§ **AIM OF THE TASK**: In the entries below, find the lines with the word "Emissions" and copy them.

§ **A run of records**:
---*---

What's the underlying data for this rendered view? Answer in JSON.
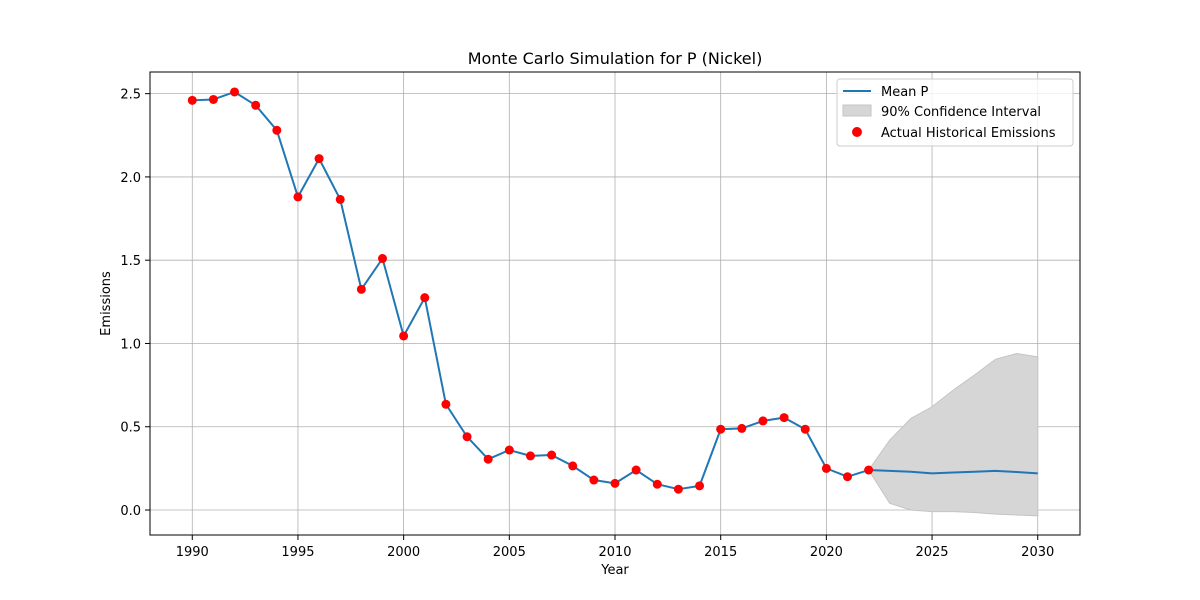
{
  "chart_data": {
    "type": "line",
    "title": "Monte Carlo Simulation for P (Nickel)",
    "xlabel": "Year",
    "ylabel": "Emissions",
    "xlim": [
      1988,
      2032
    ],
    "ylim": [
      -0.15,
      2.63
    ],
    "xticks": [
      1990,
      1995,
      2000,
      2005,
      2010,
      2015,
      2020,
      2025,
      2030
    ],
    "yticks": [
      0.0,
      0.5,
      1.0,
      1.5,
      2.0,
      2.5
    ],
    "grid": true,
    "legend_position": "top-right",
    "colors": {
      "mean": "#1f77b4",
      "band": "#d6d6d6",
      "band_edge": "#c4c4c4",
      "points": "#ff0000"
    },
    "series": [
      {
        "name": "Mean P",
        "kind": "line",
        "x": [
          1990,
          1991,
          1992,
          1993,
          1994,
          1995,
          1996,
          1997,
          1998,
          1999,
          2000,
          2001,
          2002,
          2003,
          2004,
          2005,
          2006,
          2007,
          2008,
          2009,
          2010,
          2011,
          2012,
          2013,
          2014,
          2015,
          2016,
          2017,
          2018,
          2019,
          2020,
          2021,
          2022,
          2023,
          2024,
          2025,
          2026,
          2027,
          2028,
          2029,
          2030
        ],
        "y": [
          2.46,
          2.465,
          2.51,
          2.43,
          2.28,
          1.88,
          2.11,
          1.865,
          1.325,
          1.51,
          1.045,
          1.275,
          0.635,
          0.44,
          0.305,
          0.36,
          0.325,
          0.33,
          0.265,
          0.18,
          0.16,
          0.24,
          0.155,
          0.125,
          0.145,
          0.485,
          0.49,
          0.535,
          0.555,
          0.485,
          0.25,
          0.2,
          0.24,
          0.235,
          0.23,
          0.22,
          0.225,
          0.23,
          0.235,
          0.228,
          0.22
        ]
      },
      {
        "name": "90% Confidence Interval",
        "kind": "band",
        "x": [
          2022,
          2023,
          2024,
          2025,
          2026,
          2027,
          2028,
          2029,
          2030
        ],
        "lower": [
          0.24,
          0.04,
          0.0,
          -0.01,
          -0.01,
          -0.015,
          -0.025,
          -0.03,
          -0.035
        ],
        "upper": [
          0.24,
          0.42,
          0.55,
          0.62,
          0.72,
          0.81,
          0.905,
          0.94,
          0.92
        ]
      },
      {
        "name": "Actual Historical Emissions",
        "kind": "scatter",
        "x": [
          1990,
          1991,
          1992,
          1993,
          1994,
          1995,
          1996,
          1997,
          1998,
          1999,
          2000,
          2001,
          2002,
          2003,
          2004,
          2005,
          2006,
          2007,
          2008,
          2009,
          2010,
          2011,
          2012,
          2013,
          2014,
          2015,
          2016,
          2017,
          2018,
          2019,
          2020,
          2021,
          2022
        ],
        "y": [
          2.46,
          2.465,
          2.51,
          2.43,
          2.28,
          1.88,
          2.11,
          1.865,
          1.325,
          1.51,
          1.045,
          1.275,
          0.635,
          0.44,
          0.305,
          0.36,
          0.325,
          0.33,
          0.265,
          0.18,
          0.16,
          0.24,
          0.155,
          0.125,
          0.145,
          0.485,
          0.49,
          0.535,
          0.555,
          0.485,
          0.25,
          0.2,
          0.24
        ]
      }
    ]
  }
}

---*---

§ **TASK OUTPUT**:
    "ylabel": "Emissions",
        "name": "Actual Historical Emissions",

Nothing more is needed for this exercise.